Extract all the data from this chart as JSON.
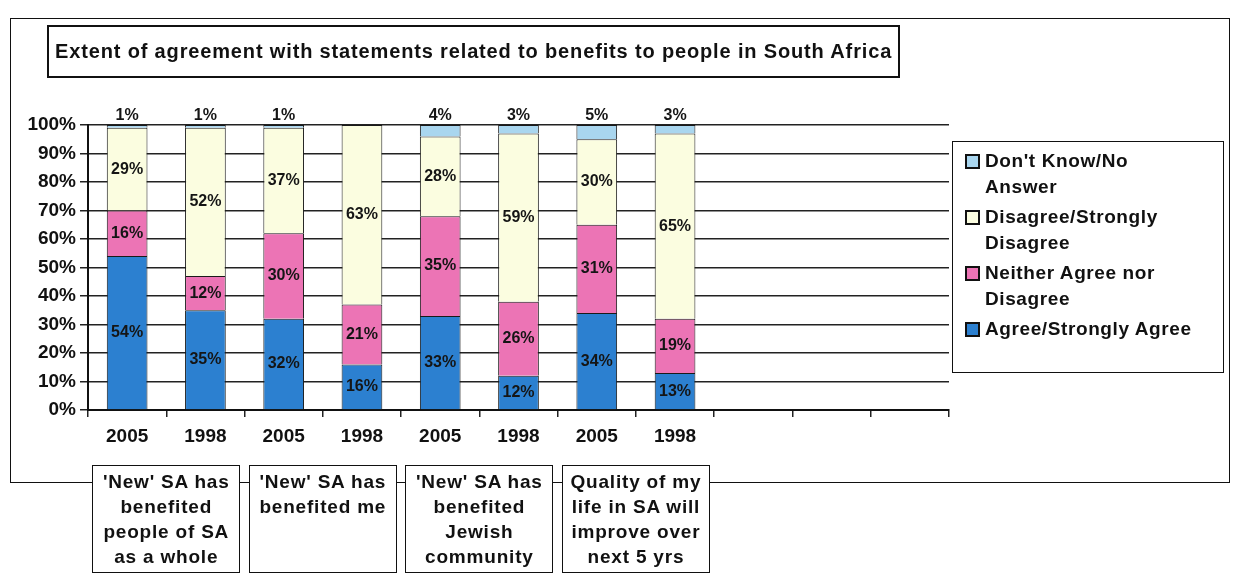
{
  "chart_data": {
    "type": "bar",
    "title": "Extent of agreement with statements related to benefits to people in South Africa",
    "categories": [
      "2005",
      "1998",
      "2005",
      "1998",
      "2005",
      "1998",
      "2005",
      "1998",
      null,
      null,
      null
    ],
    "stacked": true,
    "series": [
      {
        "name": "Agree/Strongly Agree",
        "color": "#2c80d0",
        "values": [
          54,
          35,
          32,
          16,
          33,
          12,
          34,
          13,
          null,
          null,
          null
        ],
        "value_labels": [
          "54%",
          "35%",
          "32%",
          "16%",
          "33%",
          "12%",
          "34%",
          "13%",
          null,
          null,
          null
        ]
      },
      {
        "name": "Neither Agree nor Disagree",
        "color": "#ec74b5",
        "values": [
          16,
          12,
          30,
          21,
          35,
          26,
          31,
          19,
          null,
          null,
          null
        ],
        "value_labels": [
          "16%",
          "12%",
          "30%",
          "21%",
          "35%",
          "26%",
          "31%",
          "19%",
          null,
          null,
          null
        ]
      },
      {
        "name": "Disagree/Strongly Disagree",
        "color": "#fbfde0",
        "values": [
          29,
          52,
          37,
          63,
          28,
          59,
          30,
          65,
          null,
          null,
          null
        ],
        "value_labels": [
          "29%",
          "52%",
          "37%",
          "63%",
          "28%",
          "59%",
          "30%",
          "65%",
          null,
          null,
          null
        ]
      },
      {
        "name": "Don't Know/No Answer",
        "color": "#a9d6ef",
        "values": [
          1,
          1,
          1,
          null,
          4,
          3,
          5,
          3,
          null,
          null,
          null
        ],
        "value_labels": [
          "1%",
          "1%",
          "1%",
          null,
          "4%",
          "3%",
          "5%",
          "3%",
          null,
          null,
          null
        ]
      }
    ],
    "ylim": [
      0,
      100
    ],
    "yticks": [
      {
        "value": 0,
        "label": "0%"
      },
      {
        "value": 10,
        "label": "10%"
      },
      {
        "value": 20,
        "label": "20%"
      },
      {
        "value": 30,
        "label": "30%"
      },
      {
        "value": 40,
        "label": "40%"
      },
      {
        "value": 50,
        "label": "50%"
      },
      {
        "value": 60,
        "label": "60%"
      },
      {
        "value": 70,
        "label": "70%"
      },
      {
        "value": 80,
        "label": "80%"
      },
      {
        "value": 90,
        "label": "90%"
      },
      {
        "value": 100,
        "label": "100%"
      }
    ],
    "grid": "y",
    "legend": "right",
    "annotations": [
      "'New' SA has benefited people of SA as a whole",
      "'New' SA has benefited me",
      "'New' SA has benefited Jewish community",
      "Quality of my life in SA will improve over next 5 yrs"
    ]
  }
}
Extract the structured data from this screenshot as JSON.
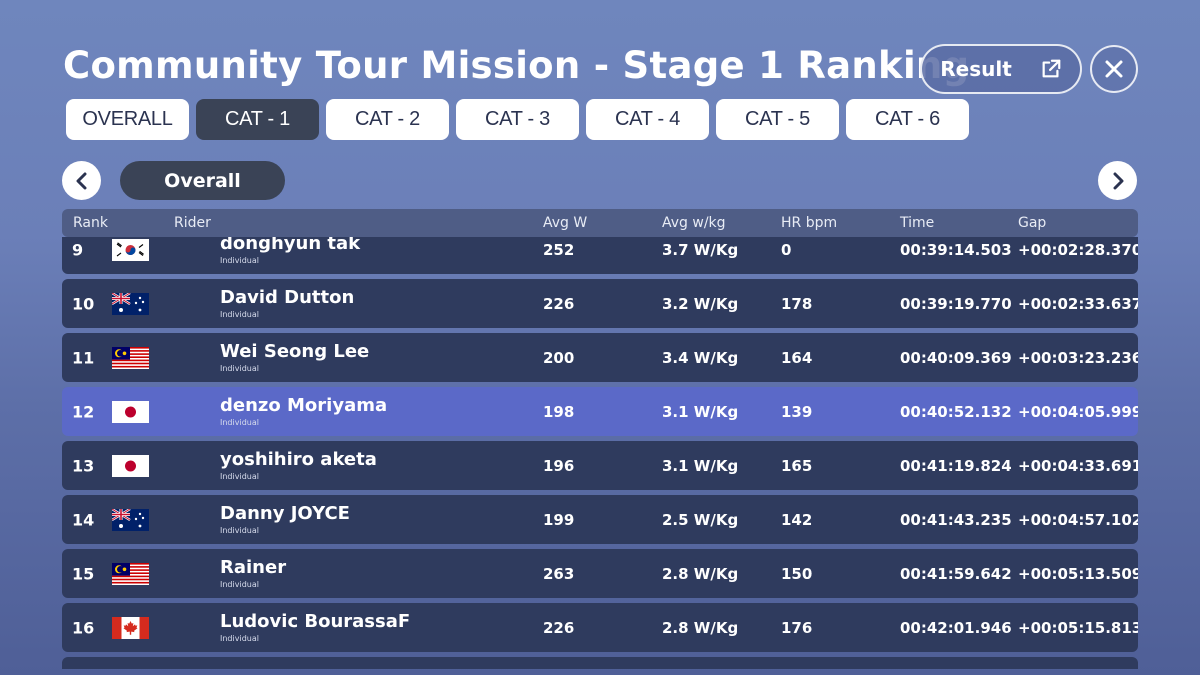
{
  "page": {
    "title": "Community Tour Mission - Stage 1 Ranking",
    "result_label": "Result"
  },
  "tabs": [
    {
      "label": "OVERALL",
      "active": false
    },
    {
      "label": "CAT - 1",
      "active": true
    },
    {
      "label": "CAT - 2",
      "active": false
    },
    {
      "label": "CAT - 3",
      "active": false
    },
    {
      "label": "CAT - 4",
      "active": false
    },
    {
      "label": "CAT - 5",
      "active": false
    },
    {
      "label": "CAT - 6",
      "active": false
    }
  ],
  "filter": {
    "label": "Overall"
  },
  "table": {
    "headers": {
      "rank": "Rank",
      "rider": "Rider",
      "avg_w": "Avg W",
      "avg_wkg": "Avg w/kg",
      "hr": "HR bpm",
      "time": "Time",
      "gap": "Gap"
    },
    "rows": [
      {
        "rank": "9",
        "flag": "KR",
        "name": "donghyun tak",
        "team": "Individual",
        "avg_w": "252",
        "avg_wkg": "3.7 W/Kg",
        "hr": "0",
        "time": "00:39:14.503",
        "gap": "+00:02:28.370",
        "highlight": false
      },
      {
        "rank": "10",
        "flag": "AU",
        "name": "David Dutton",
        "team": "Individual",
        "avg_w": "226",
        "avg_wkg": "3.2 W/Kg",
        "hr": "178",
        "time": "00:39:19.770",
        "gap": "+00:02:33.637",
        "highlight": false
      },
      {
        "rank": "11",
        "flag": "MY",
        "name": "Wei Seong Lee",
        "team": "Individual",
        "avg_w": "200",
        "avg_wkg": "3.4 W/Kg",
        "hr": "164",
        "time": "00:40:09.369",
        "gap": "+00:03:23.236",
        "highlight": false
      },
      {
        "rank": "12",
        "flag": "JP",
        "name": "denzo Moriyama",
        "team": "Individual",
        "avg_w": "198",
        "avg_wkg": "3.1 W/Kg",
        "hr": "139",
        "time": "00:40:52.132",
        "gap": "+00:04:05.999",
        "highlight": true
      },
      {
        "rank": "13",
        "flag": "JP",
        "name": "yoshihiro aketa",
        "team": "Individual",
        "avg_w": "196",
        "avg_wkg": "3.1 W/Kg",
        "hr": "165",
        "time": "00:41:19.824",
        "gap": "+00:04:33.691",
        "highlight": false
      },
      {
        "rank": "14",
        "flag": "AU",
        "name": "Danny JOYCE",
        "team": "Individual",
        "avg_w": "199",
        "avg_wkg": "2.5 W/Kg",
        "hr": "142",
        "time": "00:41:43.235",
        "gap": "+00:04:57.102",
        "highlight": false
      },
      {
        "rank": "15",
        "flag": "MY",
        "name": "Rainer",
        "team": "Individual",
        "avg_w": "263",
        "avg_wkg": "2.8 W/Kg",
        "hr": "150",
        "time": "00:41:59.642",
        "gap": "+00:05:13.509",
        "highlight": false
      },
      {
        "rank": "16",
        "flag": "CA",
        "name": "Ludovic BourassaF",
        "team": "Individual",
        "avg_w": "226",
        "avg_wkg": "2.8 W/Kg",
        "hr": "176",
        "time": "00:42:01.946",
        "gap": "+00:05:15.813",
        "highlight": false
      },
      {
        "rank": "",
        "flag": "",
        "name": "",
        "team": "",
        "avg_w": "",
        "avg_wkg": "",
        "hr": "",
        "time": "",
        "gap": "",
        "highlight": false
      }
    ]
  },
  "colors": {
    "row_bg": "#2f3b5e",
    "row_highlight": "#5b69c8",
    "tab_active": "#3a4356"
  }
}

........

:: Task goal ::
Pull every line containing "JSON" out of the data above.

:: Answer to this exercise ::
Extract all the data from this chart as JSON.
Extract the structured data from this screenshot as JSON.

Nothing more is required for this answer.